## Task objective
Please retype the data in full and exactly; the pictures are not part of the copy.

## Extracted information
--

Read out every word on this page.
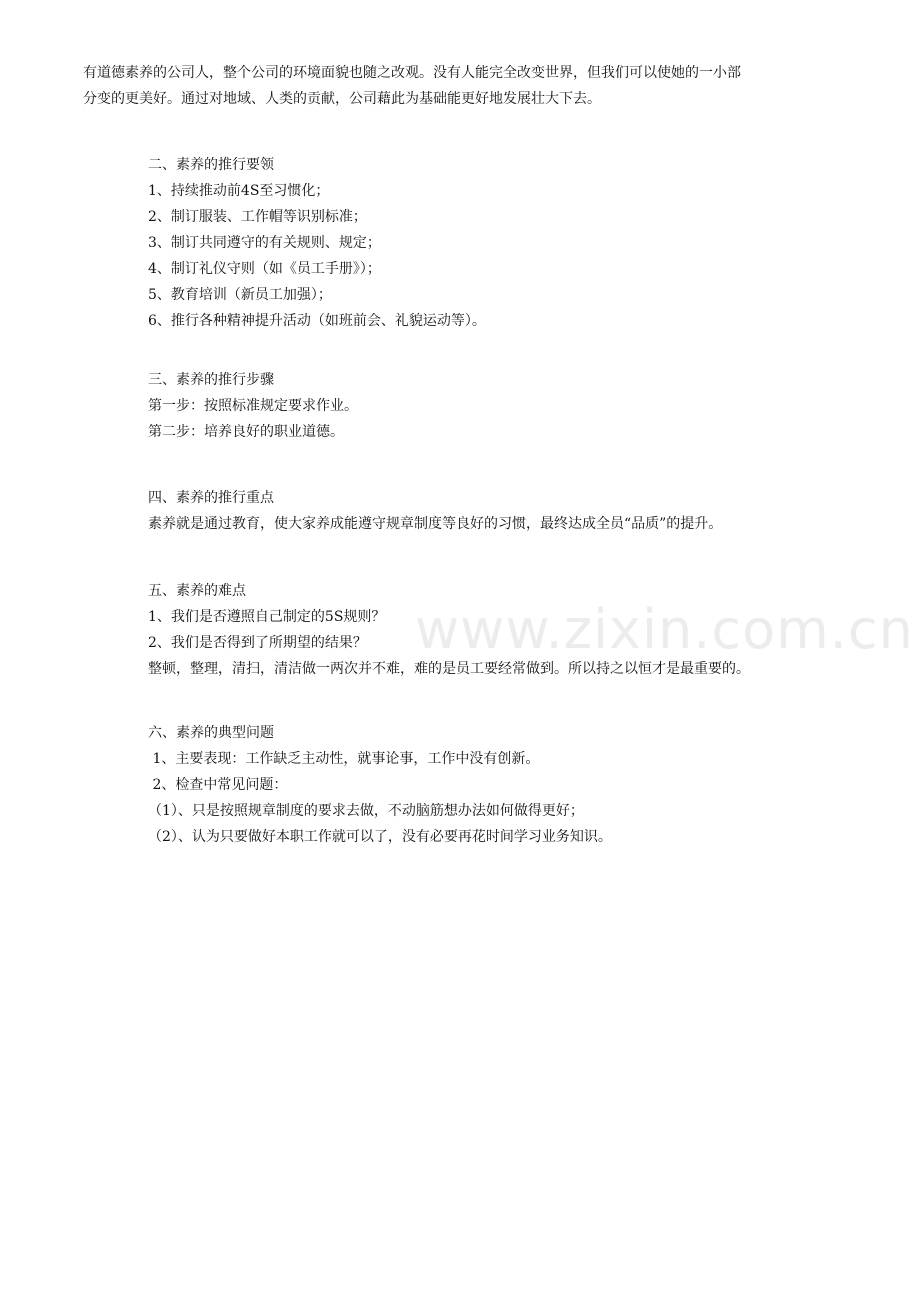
有道德素养的公司人，整个公司的环境面貌也随之改观。没有人能完全改变世界，但我们可以使她的一小部

分变的更美好。通过对地域、人类的贡献，公司藉此为基础能更好地发展壮大下去。

二、素养的推行要领

1、持续推动前4S至习惯化；

2、制订服装、工作帽等识别标准；

3、制订共同遵守的有关规则、规定；

4、制订礼仪守则（如《员工手册》）；

5、教育培训（新员工加强）；

6、推行各种精神提升活动（如班前会、礼貌运动等）。

三、素养的推行步骤

第一步：按照标准规定要求作业。

第二步：培养良好的职业道德。

四、素养的推行重点

素养就是通过教育，使大家养成能遵守规章制度等良好的习惯，最终达成全员“品质”的提升。

五、素养的难点

1、我们是否遵照自己制定的5S规则？

2、我们是否得到了所期望的结果？

整顿，整理，清扫，清洁做一两次并不难，难的是员工要经常做到。所以持之以恒才是最重要的。

六、素养的典型问题

1、主要表现：工作缺乏主动性，就事论事，工作中没有创新。

2、检查中常见问题：

（1）、只是按照规章制度的要求去做，不动脑筋想办法如何做得更好；

（2）、认为只要做好本职工作就可以了，没有必要再花时间学习业务知识。

www.zixin.com.cn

--

## Full response
Read out every word on this page.
有道德素养的公司人，整个公司的环境面貌也随之改观。没有人能完全改变世界，但我们可以使她的一小部

分变的更美好。通过对地域、人类的贡献，公司藉此为基础能更好地发展壮大下去。

二、素养的推行要领

1、持续推动前4S至习惯化；

2、制订服装、工作帽等识别标准；

3、制订共同遵守的有关规则、规定；

4、制订礼仪守则（如《员工手册》）；

5、教育培训（新员工加强）；

6、推行各种精神提升活动（如班前会、礼貌运动等）。

三、素养的推行步骤

第一步：按照标准规定要求作业。

第二步：培养良好的职业道德。

四、素养的推行重点

素养就是通过教育，使大家养成能遵守规章制度等良好的习惯，最终达成全员“品质”的提升。

五、素养的难点

1、我们是否遵照自己制定的5S规则？

2、我们是否得到了所期望的结果？

整顿，整理，清扫，清洁做一两次并不难，难的是员工要经常做到。所以持之以恒才是最重要的。

六、素养的典型问题

1、主要表现：工作缺乏主动性，就事论事，工作中没有创新。

2、检查中常见问题：

（1）、只是按照规章制度的要求去做，不动脑筋想办法如何做得更好；

（2）、认为只要做好本职工作就可以了，没有必要再花时间学习业务知识。

www.zixin.com.cn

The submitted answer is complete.